**DIRECTIONS:** Repeat everything from the start of the data down to and including the line that contains "540, 355, 554]".

**DATA LINES:**
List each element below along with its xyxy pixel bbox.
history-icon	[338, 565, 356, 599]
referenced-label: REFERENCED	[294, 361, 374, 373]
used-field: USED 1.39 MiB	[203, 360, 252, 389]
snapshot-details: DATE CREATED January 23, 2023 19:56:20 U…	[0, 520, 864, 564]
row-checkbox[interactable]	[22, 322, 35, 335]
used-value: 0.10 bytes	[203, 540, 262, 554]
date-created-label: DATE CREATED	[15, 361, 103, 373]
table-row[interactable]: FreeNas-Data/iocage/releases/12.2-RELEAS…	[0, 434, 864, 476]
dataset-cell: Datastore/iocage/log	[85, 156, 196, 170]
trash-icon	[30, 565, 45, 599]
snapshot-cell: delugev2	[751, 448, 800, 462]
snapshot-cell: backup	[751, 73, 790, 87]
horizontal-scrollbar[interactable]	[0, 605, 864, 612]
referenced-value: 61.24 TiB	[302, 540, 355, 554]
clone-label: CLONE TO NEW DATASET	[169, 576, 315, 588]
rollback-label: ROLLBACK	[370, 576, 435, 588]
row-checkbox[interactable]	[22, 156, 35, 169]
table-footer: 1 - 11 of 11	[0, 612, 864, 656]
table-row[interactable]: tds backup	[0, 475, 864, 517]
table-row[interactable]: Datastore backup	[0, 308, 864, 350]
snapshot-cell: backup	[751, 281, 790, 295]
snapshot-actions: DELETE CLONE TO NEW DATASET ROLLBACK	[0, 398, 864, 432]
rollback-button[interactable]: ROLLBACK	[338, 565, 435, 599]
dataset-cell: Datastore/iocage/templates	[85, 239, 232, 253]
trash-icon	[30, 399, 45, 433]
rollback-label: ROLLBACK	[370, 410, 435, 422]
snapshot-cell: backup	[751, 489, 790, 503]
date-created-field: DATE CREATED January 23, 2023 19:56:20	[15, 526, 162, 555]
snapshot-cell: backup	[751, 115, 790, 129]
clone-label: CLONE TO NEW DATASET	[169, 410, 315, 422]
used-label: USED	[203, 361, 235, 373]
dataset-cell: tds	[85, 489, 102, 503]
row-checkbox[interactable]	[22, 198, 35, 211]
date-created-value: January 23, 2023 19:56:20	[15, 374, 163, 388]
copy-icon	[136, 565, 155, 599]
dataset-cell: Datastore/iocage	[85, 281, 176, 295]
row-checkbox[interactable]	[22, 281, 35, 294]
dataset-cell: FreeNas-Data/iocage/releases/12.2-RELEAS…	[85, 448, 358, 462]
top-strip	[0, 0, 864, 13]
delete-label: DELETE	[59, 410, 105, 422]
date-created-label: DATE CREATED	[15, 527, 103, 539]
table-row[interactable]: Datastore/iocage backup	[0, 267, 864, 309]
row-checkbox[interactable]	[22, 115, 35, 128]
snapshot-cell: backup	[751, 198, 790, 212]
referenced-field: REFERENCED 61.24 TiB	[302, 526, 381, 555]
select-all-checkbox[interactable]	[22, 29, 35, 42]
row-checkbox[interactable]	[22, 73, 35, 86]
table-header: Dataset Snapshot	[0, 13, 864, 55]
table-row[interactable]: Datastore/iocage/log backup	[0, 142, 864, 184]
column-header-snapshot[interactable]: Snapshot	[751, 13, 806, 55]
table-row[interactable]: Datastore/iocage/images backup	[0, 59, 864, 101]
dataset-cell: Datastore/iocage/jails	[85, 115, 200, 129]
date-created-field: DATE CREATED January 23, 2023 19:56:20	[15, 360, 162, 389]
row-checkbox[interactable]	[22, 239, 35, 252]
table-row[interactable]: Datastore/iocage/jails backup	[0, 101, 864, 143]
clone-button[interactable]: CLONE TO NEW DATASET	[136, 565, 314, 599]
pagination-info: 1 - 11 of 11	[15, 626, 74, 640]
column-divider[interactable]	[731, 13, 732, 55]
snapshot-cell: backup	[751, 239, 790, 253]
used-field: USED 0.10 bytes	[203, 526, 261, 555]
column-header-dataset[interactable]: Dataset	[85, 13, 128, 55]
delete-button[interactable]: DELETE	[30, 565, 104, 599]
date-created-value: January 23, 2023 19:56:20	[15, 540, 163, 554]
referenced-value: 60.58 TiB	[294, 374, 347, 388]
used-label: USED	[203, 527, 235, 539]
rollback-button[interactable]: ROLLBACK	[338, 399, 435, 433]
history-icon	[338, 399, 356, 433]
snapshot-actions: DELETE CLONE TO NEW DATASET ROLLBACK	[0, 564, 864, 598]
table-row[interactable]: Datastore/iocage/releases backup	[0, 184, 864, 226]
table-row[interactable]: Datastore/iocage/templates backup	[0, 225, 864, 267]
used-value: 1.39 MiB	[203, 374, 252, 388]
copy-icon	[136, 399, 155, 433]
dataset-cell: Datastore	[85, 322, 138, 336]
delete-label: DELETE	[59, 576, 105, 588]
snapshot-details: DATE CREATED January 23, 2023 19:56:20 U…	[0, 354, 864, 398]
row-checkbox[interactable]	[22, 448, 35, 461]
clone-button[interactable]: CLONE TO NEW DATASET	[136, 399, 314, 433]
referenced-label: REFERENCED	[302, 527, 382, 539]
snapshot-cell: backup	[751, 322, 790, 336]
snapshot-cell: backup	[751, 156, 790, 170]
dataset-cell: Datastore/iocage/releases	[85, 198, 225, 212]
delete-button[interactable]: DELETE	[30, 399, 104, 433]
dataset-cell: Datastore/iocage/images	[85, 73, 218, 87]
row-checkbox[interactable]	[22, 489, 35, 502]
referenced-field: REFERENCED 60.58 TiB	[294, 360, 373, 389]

**COMPLETE RESPONSE:**
List each element below along with its xyxy pixel bbox.
history-icon	[338, 565, 356, 599]
referenced-label: REFERENCED	[294, 361, 374, 373]
used-field: USED 1.39 MiB	[203, 360, 252, 389]
snapshot-details: DATE CREATED January 23, 2023 19:56:20 U…	[0, 520, 864, 564]
row-checkbox[interactable]	[22, 322, 35, 335]
used-value: 0.10 bytes	[203, 540, 262, 554]
date-created-label: DATE CREATED	[15, 361, 103, 373]
table-row[interactable]: FreeNas-Data/iocage/releases/12.2-RELEAS…	[0, 434, 864, 476]
dataset-cell: Datastore/iocage/log	[85, 156, 196, 170]
trash-icon	[30, 565, 45, 599]
snapshot-cell: delugev2	[751, 448, 800, 462]
snapshot-cell: backup	[751, 73, 790, 87]
horizontal-scrollbar[interactable]	[0, 605, 864, 612]
referenced-value: 61.24 TiB	[302, 540, 355, 554]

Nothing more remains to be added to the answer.